AIM OF THE TASK:
Each line that contains the string "type" counts once; report how many such lines appear in the data, as a number only.

Source records:
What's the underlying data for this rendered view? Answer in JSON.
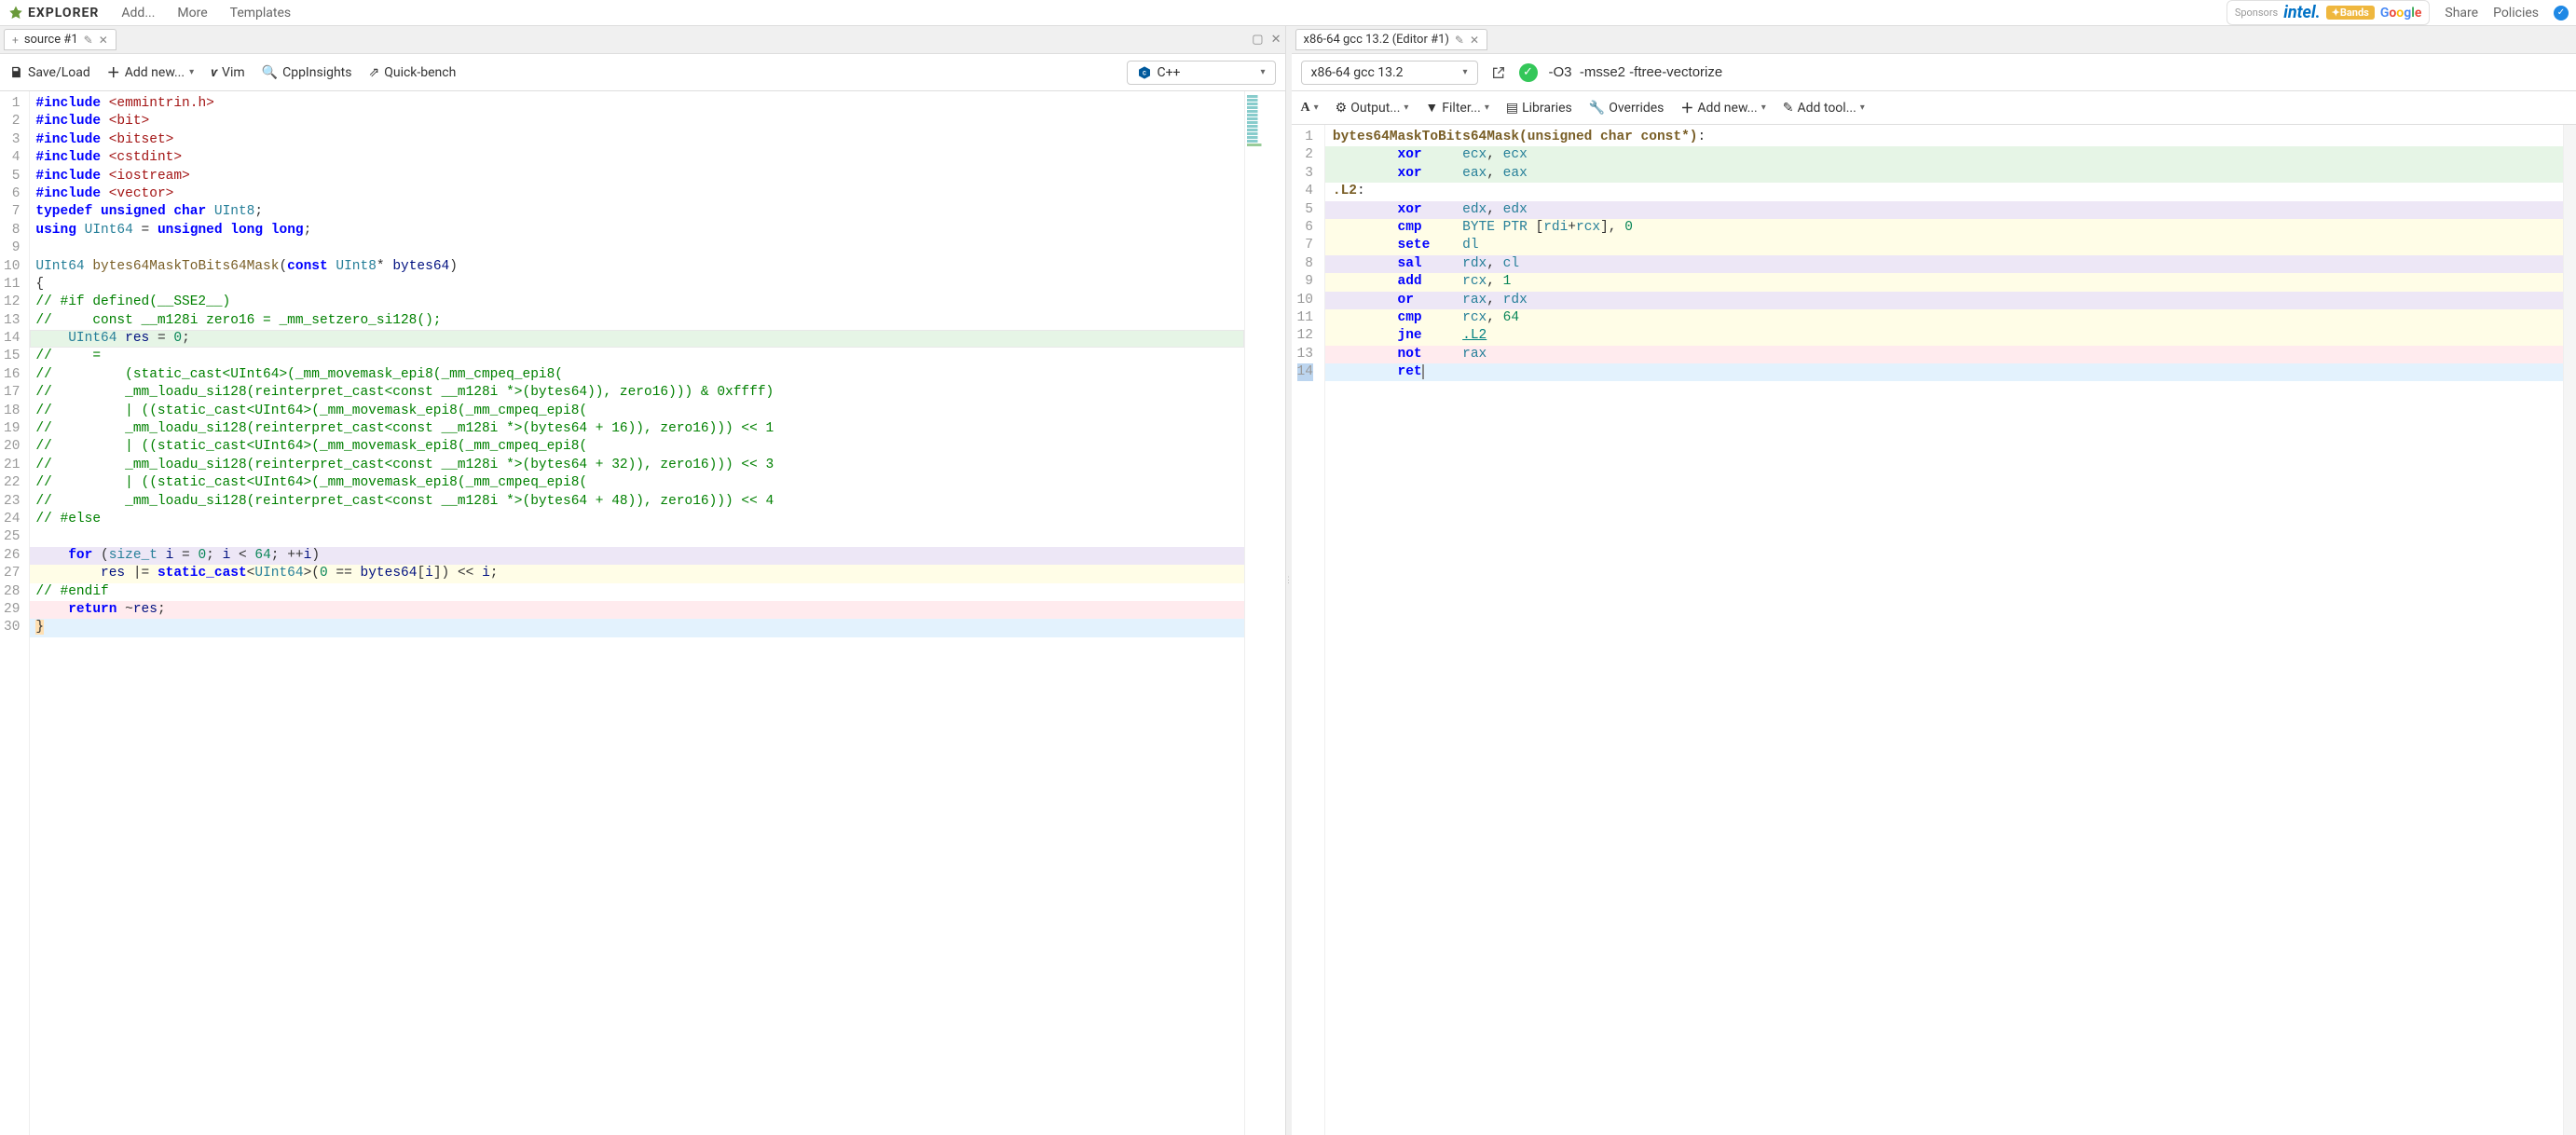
{
  "brand": "EXPLORER",
  "top_links": [
    "Add...",
    "More",
    "Templates"
  ],
  "top_right": {
    "sponsors_label": "Sponsors",
    "share": "Share",
    "policies": "Policies"
  },
  "left": {
    "tab_label": "source #1",
    "toolbar": {
      "save": "Save/Load",
      "addnew": "Add new...",
      "vim": "Vim",
      "cpp": "CppInsights",
      "quick": "Quick-bench"
    },
    "language": "C++",
    "lines": [
      {
        "n": 1,
        "bg": "",
        "html": "<span class='kw'>#include</span> <span class='inc'>&lt;emmintrin.h&gt;</span>"
      },
      {
        "n": 2,
        "bg": "",
        "html": "<span class='kw'>#include</span> <span class='inc'>&lt;bit&gt;</span>"
      },
      {
        "n": 3,
        "bg": "",
        "html": "<span class='kw'>#include</span> <span class='inc'>&lt;bitset&gt;</span>"
      },
      {
        "n": 4,
        "bg": "",
        "html": "<span class='kw'>#include</span> <span class='inc'>&lt;cstdint&gt;</span>"
      },
      {
        "n": 5,
        "bg": "",
        "html": "<span class='kw'>#include</span> <span class='inc'>&lt;iostream&gt;</span>"
      },
      {
        "n": 6,
        "bg": "",
        "html": "<span class='kw'>#include</span> <span class='inc'>&lt;vector&gt;</span>"
      },
      {
        "n": 7,
        "bg": "",
        "html": "<span class='kw'>typedef</span> <span class='kw'>unsigned</span> <span class='kw'>char</span> <span class='type'>UInt8</span>;"
      },
      {
        "n": 8,
        "bg": "",
        "html": "<span class='kw'>using</span> <span class='type'>UInt64</span> = <span class='kw'>unsigned</span> <span class='kw'>long</span> <span class='kw'>long</span>;"
      },
      {
        "n": 9,
        "bg": "",
        "html": ""
      },
      {
        "n": 10,
        "bg": "",
        "html": "<span class='type'>UInt64</span> <span class='fn'>bytes64MaskToBits64Mask</span>(<span class='kw'>const</span> <span class='type'>UInt8</span>* <span class='var'>bytes64</span>)"
      },
      {
        "n": 11,
        "bg": "",
        "html": "{"
      },
      {
        "n": 12,
        "bg": "",
        "html": "<span class='com'>// #if defined(__SSE2__)</span>"
      },
      {
        "n": 13,
        "bg": "",
        "html": "<span class='com'>//     const __m128i zero16 = _mm_setzero_si128();</span>"
      },
      {
        "n": 14,
        "bg": "bg-green hl-current",
        "html": "    <span class='type'>UInt64</span> <span class='var'>res</span> = <span class='num'>0</span>;"
      },
      {
        "n": 15,
        "bg": "",
        "html": "<span class='com'>//     =</span>"
      },
      {
        "n": 16,
        "bg": "",
        "html": "<span class='com'>//         (static_cast&lt;UInt64&gt;(_mm_movemask_epi8(_mm_cmpeq_epi8(</span>"
      },
      {
        "n": 17,
        "bg": "",
        "html": "<span class='com'>//         _mm_loadu_si128(reinterpret_cast&lt;const __m128i *&gt;(bytes64)), zero16))) &amp; 0xffff)</span>"
      },
      {
        "n": 18,
        "bg": "",
        "html": "<span class='com'>//         | ((static_cast&lt;UInt64&gt;(_mm_movemask_epi8(_mm_cmpeq_epi8(</span>"
      },
      {
        "n": 19,
        "bg": "",
        "html": "<span class='com'>//         _mm_loadu_si128(reinterpret_cast&lt;const __m128i *&gt;(bytes64 + 16)), zero16))) &lt;&lt; 1</span>"
      },
      {
        "n": 20,
        "bg": "",
        "html": "<span class='com'>//         | ((static_cast&lt;UInt64&gt;(_mm_movemask_epi8(_mm_cmpeq_epi8(</span>"
      },
      {
        "n": 21,
        "bg": "",
        "html": "<span class='com'>//         _mm_loadu_si128(reinterpret_cast&lt;const __m128i *&gt;(bytes64 + 32)), zero16))) &lt;&lt; 3</span>"
      },
      {
        "n": 22,
        "bg": "",
        "html": "<span class='com'>//         | ((static_cast&lt;UInt64&gt;(_mm_movemask_epi8(_mm_cmpeq_epi8(</span>"
      },
      {
        "n": 23,
        "bg": "",
        "html": "<span class='com'>//         _mm_loadu_si128(reinterpret_cast&lt;const __m128i *&gt;(bytes64 + 48)), zero16))) &lt;&lt; 4</span>"
      },
      {
        "n": 24,
        "bg": "",
        "html": "<span class='com'>// #else</span>"
      },
      {
        "n": 25,
        "bg": "",
        "html": ""
      },
      {
        "n": 26,
        "bg": "bg-purple",
        "html": "    <span class='kw'>for</span> (<span class='type'>size_t</span> <span class='var'>i</span> = <span class='num'>0</span>; <span class='var'>i</span> &lt; <span class='num'>64</span>; ++<span class='var'>i</span>)"
      },
      {
        "n": 27,
        "bg": "bg-yellow",
        "html": "        <span class='var'>res</span> |= <span class='kw'>static_cast</span>&lt;<span class='type'>UInt64</span>&gt;(<span class='num'>0</span> == <span class='var'>bytes64</span>[<span class='var'>i</span>]) &lt;&lt; <span class='var'>i</span>;"
      },
      {
        "n": 28,
        "bg": "",
        "html": "<span class='com'>// #endif</span>"
      },
      {
        "n": 29,
        "bg": "bg-red",
        "html": "    <span class='kw'>return</span> ~<span class='var'>res</span>;"
      },
      {
        "n": 30,
        "bg": "bg-blue",
        "html": "<span style='background:#ffe0b2'>}</span>"
      }
    ]
  },
  "right": {
    "tab_label": "x86-64 gcc 13.2 (Editor #1)",
    "compiler": "x86-64 gcc 13.2",
    "flags": "-O3  -msse2 -ftree-vectorize",
    "toolbar": {
      "font": "A",
      "output": "Output...",
      "filter": "Filter...",
      "libraries": "Libraries",
      "overrides": "Overrides",
      "addnew": "Add new...",
      "addtool": "Add tool..."
    },
    "asm": [
      {
        "n": 1,
        "bg": "",
        "html": "<span class='alabel'>bytes64MaskToBits64Mask(unsigned char const*)</span>:"
      },
      {
        "n": 2,
        "bg": "bg-green",
        "html": "        <span class='akw'>xor</span>     <span class='areg'>ecx</span>, <span class='areg'>ecx</span>"
      },
      {
        "n": 3,
        "bg": "bg-green",
        "html": "        <span class='akw'>xor</span>     <span class='areg'>eax</span>, <span class='areg'>eax</span>"
      },
      {
        "n": 4,
        "bg": "",
        "html": "<span class='alabel'>.L2</span>:"
      },
      {
        "n": 5,
        "bg": "bg-purple",
        "html": "        <span class='akw'>xor</span>     <span class='areg'>edx</span>, <span class='areg'>edx</span>"
      },
      {
        "n": 6,
        "bg": "bg-yellow",
        "html": "        <span class='akw'>cmp</span>     <span class='adir'>BYTE</span> <span class='adir'>PTR</span> [<span class='areg'>rdi</span>+<span class='areg'>rcx</span>], <span class='anum'>0</span>"
      },
      {
        "n": 7,
        "bg": "bg-yellow",
        "html": "        <span class='akw'>sete</span>    <span class='areg'>dl</span>"
      },
      {
        "n": 8,
        "bg": "bg-purple",
        "html": "        <span class='akw'>sal</span>     <span class='areg'>rdx</span>, <span class='areg'>cl</span>"
      },
      {
        "n": 9,
        "bg": "bg-yellow",
        "html": "        <span class='akw'>add</span>     <span class='areg'>rcx</span>, <span class='anum'>1</span>"
      },
      {
        "n": 10,
        "bg": "bg-purple",
        "html": "        <span class='akw'>or</span>      <span class='areg'>rax</span>, <span class='areg'>rdx</span>"
      },
      {
        "n": 11,
        "bg": "bg-yellow",
        "html": "        <span class='akw'>cmp</span>     <span class='areg'>rcx</span>, <span class='anum'>64</span>"
      },
      {
        "n": 12,
        "bg": "bg-yellow",
        "html": "        <span class='akw'>jne</span>     <span class='alabel-ref'>.L2</span>"
      },
      {
        "n": 13,
        "bg": "bg-red",
        "html": "        <span class='akw'>not</span>     <span class='areg'>rax</span>"
      },
      {
        "n": 14,
        "bg": "bg-blue",
        "hl": true,
        "html": "        <span class='akw'>ret</span><span class='cursor-box'></span>"
      }
    ]
  }
}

RESULT:
6